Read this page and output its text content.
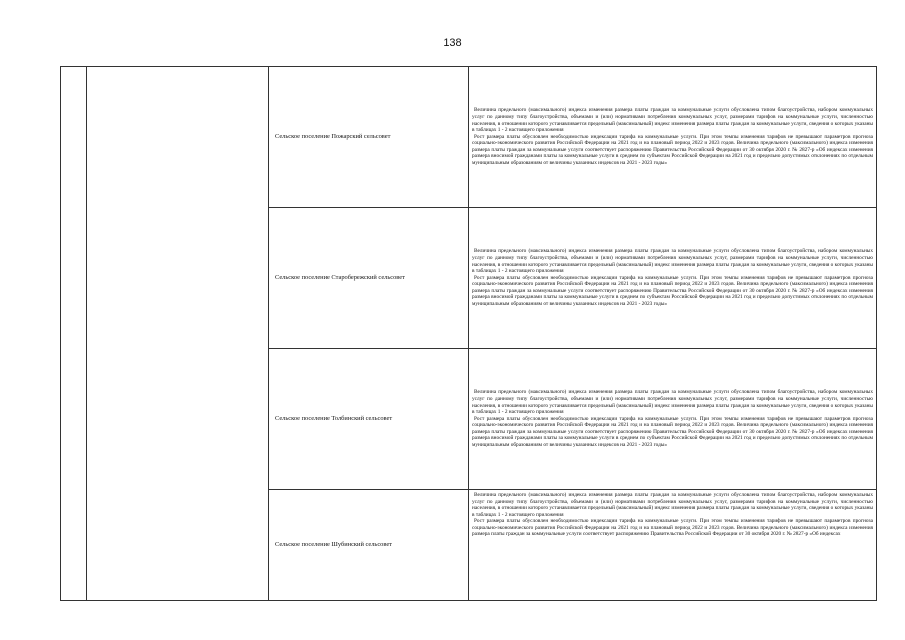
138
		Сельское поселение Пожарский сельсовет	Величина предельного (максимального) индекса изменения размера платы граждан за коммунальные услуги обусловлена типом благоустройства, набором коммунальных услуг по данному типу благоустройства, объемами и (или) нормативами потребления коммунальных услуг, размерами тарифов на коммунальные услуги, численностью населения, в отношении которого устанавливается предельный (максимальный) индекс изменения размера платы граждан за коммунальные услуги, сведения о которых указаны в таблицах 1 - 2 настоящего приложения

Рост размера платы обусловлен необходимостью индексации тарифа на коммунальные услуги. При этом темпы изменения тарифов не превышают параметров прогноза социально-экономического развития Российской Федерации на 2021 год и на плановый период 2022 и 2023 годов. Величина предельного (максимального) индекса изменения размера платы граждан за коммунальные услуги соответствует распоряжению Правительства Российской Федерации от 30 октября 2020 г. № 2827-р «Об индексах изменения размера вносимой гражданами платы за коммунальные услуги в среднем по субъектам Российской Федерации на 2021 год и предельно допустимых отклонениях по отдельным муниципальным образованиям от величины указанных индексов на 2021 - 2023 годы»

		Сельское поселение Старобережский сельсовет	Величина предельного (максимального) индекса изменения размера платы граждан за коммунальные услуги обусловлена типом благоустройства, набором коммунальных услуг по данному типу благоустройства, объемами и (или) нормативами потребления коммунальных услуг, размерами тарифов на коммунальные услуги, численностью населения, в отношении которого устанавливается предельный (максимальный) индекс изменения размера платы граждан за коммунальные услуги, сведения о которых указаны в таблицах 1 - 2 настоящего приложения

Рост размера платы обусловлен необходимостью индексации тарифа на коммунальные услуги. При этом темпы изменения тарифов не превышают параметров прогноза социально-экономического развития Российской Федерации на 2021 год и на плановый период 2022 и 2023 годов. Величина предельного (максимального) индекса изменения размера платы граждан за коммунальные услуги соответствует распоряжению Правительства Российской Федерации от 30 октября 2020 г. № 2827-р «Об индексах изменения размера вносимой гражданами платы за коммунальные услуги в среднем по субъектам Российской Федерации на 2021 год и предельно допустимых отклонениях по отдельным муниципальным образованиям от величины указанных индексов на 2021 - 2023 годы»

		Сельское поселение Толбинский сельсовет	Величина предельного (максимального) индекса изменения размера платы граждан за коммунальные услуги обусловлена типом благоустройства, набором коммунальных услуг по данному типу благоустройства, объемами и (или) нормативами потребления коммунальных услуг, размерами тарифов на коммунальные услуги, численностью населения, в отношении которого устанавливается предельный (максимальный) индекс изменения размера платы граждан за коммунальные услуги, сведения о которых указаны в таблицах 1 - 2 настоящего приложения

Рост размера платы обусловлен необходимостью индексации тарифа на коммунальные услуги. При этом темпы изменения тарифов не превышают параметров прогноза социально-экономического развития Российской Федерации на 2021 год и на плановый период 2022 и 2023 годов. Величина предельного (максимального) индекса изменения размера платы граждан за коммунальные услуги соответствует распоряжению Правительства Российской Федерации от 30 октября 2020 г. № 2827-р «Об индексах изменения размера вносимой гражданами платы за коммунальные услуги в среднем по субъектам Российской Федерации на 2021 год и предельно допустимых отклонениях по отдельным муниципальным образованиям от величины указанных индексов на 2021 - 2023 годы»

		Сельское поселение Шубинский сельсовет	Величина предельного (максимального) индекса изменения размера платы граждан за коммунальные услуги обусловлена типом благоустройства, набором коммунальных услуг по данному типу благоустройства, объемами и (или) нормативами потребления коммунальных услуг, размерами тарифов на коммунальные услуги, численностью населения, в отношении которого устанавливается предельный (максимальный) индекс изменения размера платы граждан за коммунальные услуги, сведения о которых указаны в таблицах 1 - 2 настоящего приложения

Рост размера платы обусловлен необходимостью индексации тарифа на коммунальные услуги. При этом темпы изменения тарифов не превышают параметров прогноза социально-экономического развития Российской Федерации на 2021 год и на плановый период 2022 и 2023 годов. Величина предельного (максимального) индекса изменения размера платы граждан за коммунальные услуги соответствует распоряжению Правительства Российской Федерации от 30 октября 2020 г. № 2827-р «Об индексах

What you need to do: Set down the material exactly, every line of it, except for the pictures.

Full answer:
Read this page and output its text content.
138
		Сельское поселение Пожарский сельсовет	Величина предельного (максимального) индекса изменения размера платы граждан за коммунальные услуги обусловлена типом благоустройства, набором коммунальных услуг по данному типу благоустройства, объемами и (или) нормативами потребления коммунальных услуг, размерами тарифов на коммунальные услуги, численностью населения, в отношении которого устанавливается предельный (максимальный) индекс изменения размера платы граждан за коммунальные услуги, сведения о которых указаны в таблицах 1 - 2 настоящего приложения

Рост размера платы обусловлен необходимостью индексации тарифа на коммунальные услуги. При этом темпы изменения тарифов не превышают параметров прогноза социально-экономического развития Российской Федерации на 2021 год и на плановый период 2022 и 2023 годов. Величина предельного (максимального) индекса изменения размера платы граждан за коммунальные услуги соответствует распоряжению Правительства Российской Федерации от 30 октября 2020 г. № 2827-р «Об индексах изменения размера вносимой гражданами платы за коммунальные услуги в среднем по субъектам Российской Федерации на 2021 год и предельно допустимых отклонениях по отдельным муниципальным образованиям от величины указанных индексов на 2021 - 2023 годы»

		Сельское поселение Старобережский сельсовет	Величина предельного (максимального) индекса изменения размера платы граждан за коммунальные услуги обусловлена типом благоустройства, набором коммунальных услуг по данному типу благоустройства, объемами и (или) нормативами потребления коммунальных услуг, размерами тарифов на коммунальные услуги, численностью населения, в отношении которого устанавливается предельный (максимальный) индекс изменения размера платы граждан за коммунальные услуги, сведения о которых указаны в таблицах 1 - 2 настоящего приложения

Рост размера платы обусловлен необходимостью индексации тарифа на коммунальные услуги. При этом темпы изменения тарифов не превышают параметров прогноза социально-экономического развития Российской Федерации на 2021 год и на плановый период 2022 и 2023 годов. Величина предельного (максимального) индекса изменения размера платы граждан за коммунальные услуги соответствует распоряжению Правительства Российской Федерации от 30 октября 2020 г. № 2827-р «Об индексах изменения размера вносимой гражданами платы за коммунальные услуги в среднем по субъектам Российской Федерации на 2021 год и предельно допустимых отклонениях по отдельным муниципальным образованиям от величины указанных индексов на 2021 - 2023 годы»

		Сельское поселение Толбинский сельсовет	Величина предельного (максимального) индекса изменения размера платы граждан за коммунальные услуги обусловлена типом благоустройства, набором коммунальных услуг по данному типу благоустройства, объемами и (или) нормативами потребления коммунальных услуг, размерами тарифов на коммунальные услуги, численностью населения, в отношении которого устанавливается предельный (максимальный) индекс изменения размера платы граждан за коммунальные услуги, сведения о которых указаны в таблицах 1 - 2 настоящего приложения

Рост размера платы обусловлен необходимостью индексации тарифа на коммунальные услуги. При этом темпы изменения тарифов не превышают параметров прогноза социально-экономического развития Российской Федерации на 2021 год и на плановый период 2022 и 2023 годов. Величина предельного (максимального) индекса изменения размера платы граждан за коммунальные услуги соответствует распоряжению Правительства Российской Федерации от 30 октября 2020 г. № 2827-р «Об индексах изменения размера вносимой гражданами платы за коммунальные услуги в среднем по субъектам Российской Федерации на 2021 год и предельно допустимых отклонениях по отдельным муниципальным образованиям от величины указанных индексов на 2021 - 2023 годы»

		Сельское поселение Шубинский сельсовет	Величина предельного (максимального) индекса изменения размера платы граждан за коммунальные услуги обусловлена типом благоустройства, набором коммунальных услуг по данному типу благоустройства, объемами и (или) нормативами потребления коммунальных услуг, размерами тарифов на коммунальные услуги, численностью населения, в отношении которого устанавливается предельный (максимальный) индекс изменения размера платы граждан за коммунальные услуги, сведения о которых указаны в таблицах 1 - 2 настоящего приложения

Рост размера платы обусловлен необходимостью индексации тарифа на коммунальные услуги. При этом темпы изменения тарифов не превышают параметров прогноза социально-экономического развития Российской Федерации на 2021 год и на плановый период 2022 и 2023 годов. Величина предельного (максимального) индекса изменения размера платы граждан за коммунальные услуги соответствует распоряжению Правительства Российской Федерации от 30 октября 2020 г. № 2827-р «Об индексах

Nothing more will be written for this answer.